Be especially conscious of stack space if you are using a real-time operating system. Preemptive operating systems create a separate stack for each task. These stacks are used for function calls and ISRs that occur within the context of a task. You can determine the amount of memory required for each task stack in the manner previously described. You might also try to reduce the number of tasks or switch to an operating system that has a distinct “interrupt stack” for execution of all ISRs. The latter method can significantly reduce the stack size requirement of each task.

The size of the heap is limited to the amount of RAM left over after all of the global data and stack space has been allocated. If the heap is too small, your program will not be able to allocate dynamic memory when it is needed, so always be sure to compare the result of malloc with NULL before dereferencing the memory you tried to allocate. If you’ve tried all of these suggestions and your program is still requiring too much memory, you might have no choice but to eliminate the heap altogether. This isn’t entirely bad in the case of embedded systems, which frequently allocate all memory needed by the system at initialization time.

Note that many embedded programmers avoid the use of malloc, and thus the need for a heap, altogether. But the key benefit of dynamic memory allocation is that you don’t need to spend RAM to keep variables around that are only used briefly in the program. This is a way to reduce total memory utilization.

Power-Saving Techniques

A major concern in battery-powered embedded systems design is power consumption. In this section, we take a brief look at areas where embedded software can assist in conserving the system’s vital energy source.

◆ **Work to complete**
1. Answer these about the embedded systems text:
(a) What do preemptive operating systems create for each task?
(b) What should the result of malloc be compared with before the allocated memory is dereferenced?
(c) What is a major concern in battery-powered embedded systems design?
2. Output the embedded systems text between "Power-Saving Techniques" and "vital energy source.", inclusive.
3. Write the next part of the embedded systems text, picking up after its final sentence.

◆ **Data excerpt**
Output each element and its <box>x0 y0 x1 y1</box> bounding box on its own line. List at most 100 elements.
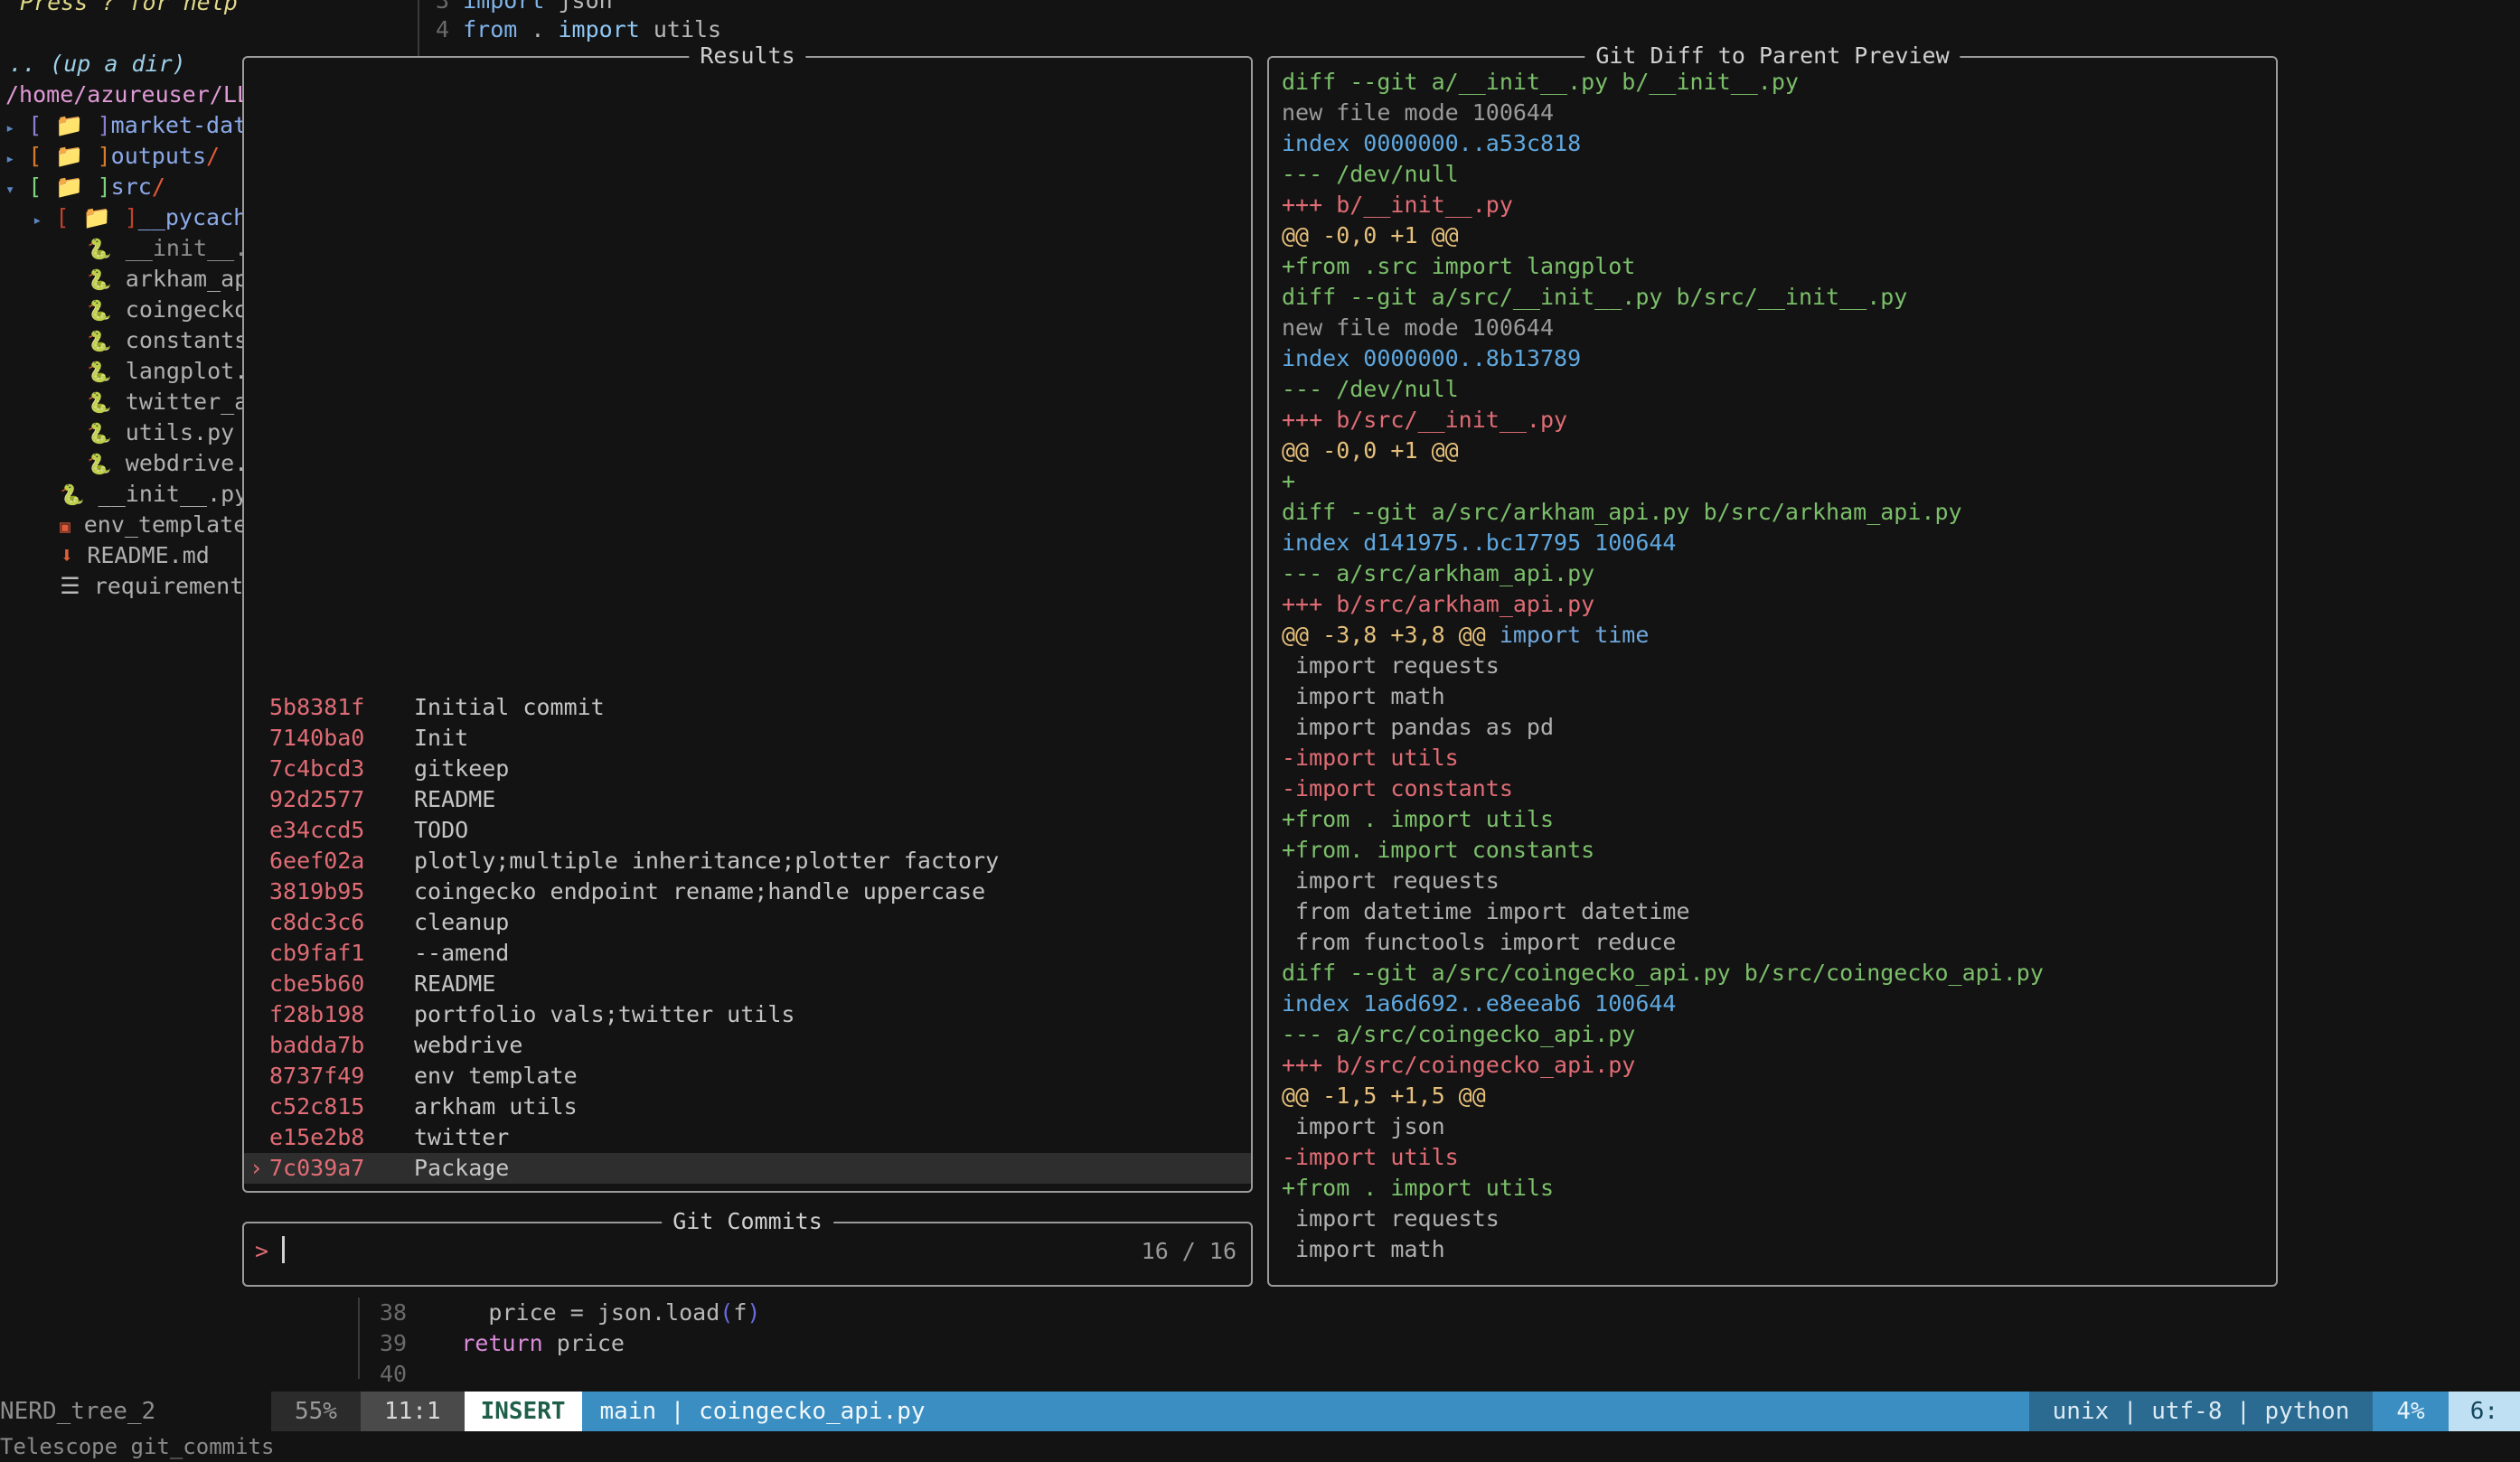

◆ **Expected outputs**
1.
(a) A separate stack.
(b) NULL.
(c) Power consumption.

2.
Power-Saving Techniques

A major concern in battery-powered embedded systems design is power consumption. In this section, we take a brief look at areas where embedded software can assist in conserving the system’s vital energy source.

3.
Power consumption is a major concern for portable or battery-operated devices. Power issues, such as how long the device needs to run and whether the batteries can be recharged, need to be thought out ahead of time. In some systems, replacing a battery in a device can be a big expense. This means the system must be conscious of the amount of power it uses and take appropriate steps to conserve battery life.

There are several methods to conserve power in an embedded system, including clock control, power-sensitive processors, low-voltage ICs, and circuit shutdown. Some of these techniques must be addressed by the hardware designer in his selection of the different system ICs. There may be lower-power versions of certain peripherals. Some power-saving techniques are under software control.

It might seem ideal to select the fastest and most powerful processor available for a particular embedded system. However, one of the tasks of the hardware designer is to use just enough processing power to enable the device to get its job done. This helps reduce the power consumed by the device. The processor selected plays a key role in determining the amount of power an embedded system will consume. In addition, some processors can automatically shut down different execution units when they are not in use.

Processor Modes

One software technique offered by many embedded processors to conserve power is different operating modes. These modes allow the software to scale processor power consumption to match the moment-by-moment needs of the application. For example, the Arcom board’s PXA255 processor has four operating modes:

Turbo mode

The processing core runs at the peak frequency. Minimizing external memory accesses would be worthwhile in this mode, because the processor would have to wait for the external memory.

Run mode

The processor core runs at its normal frequency. This is the normal or default operating mode.

Idle mode

The processor core is not clocked, but the other peripheral components operate as normal.

Sleep mode

This is the lowest power state for the processor.

Understanding the details of these modes and how to get into and out of them is key. For example, the PXA255 can conserve power by entering and exiting idle mode multiple times in a second, because the processor is quickly reactivated in the prior state. However, in sleep mode, the processor state is not maintained and may require a complete system reboot when exiting this mode.

Operating the processor in different modes can save quite a bit of power. The power consumption for the PXA255 processor (running at 200 MHz) in normal run mode is typically 178 mW. While in idle mode, the PXA255 typically consumes 63 mW.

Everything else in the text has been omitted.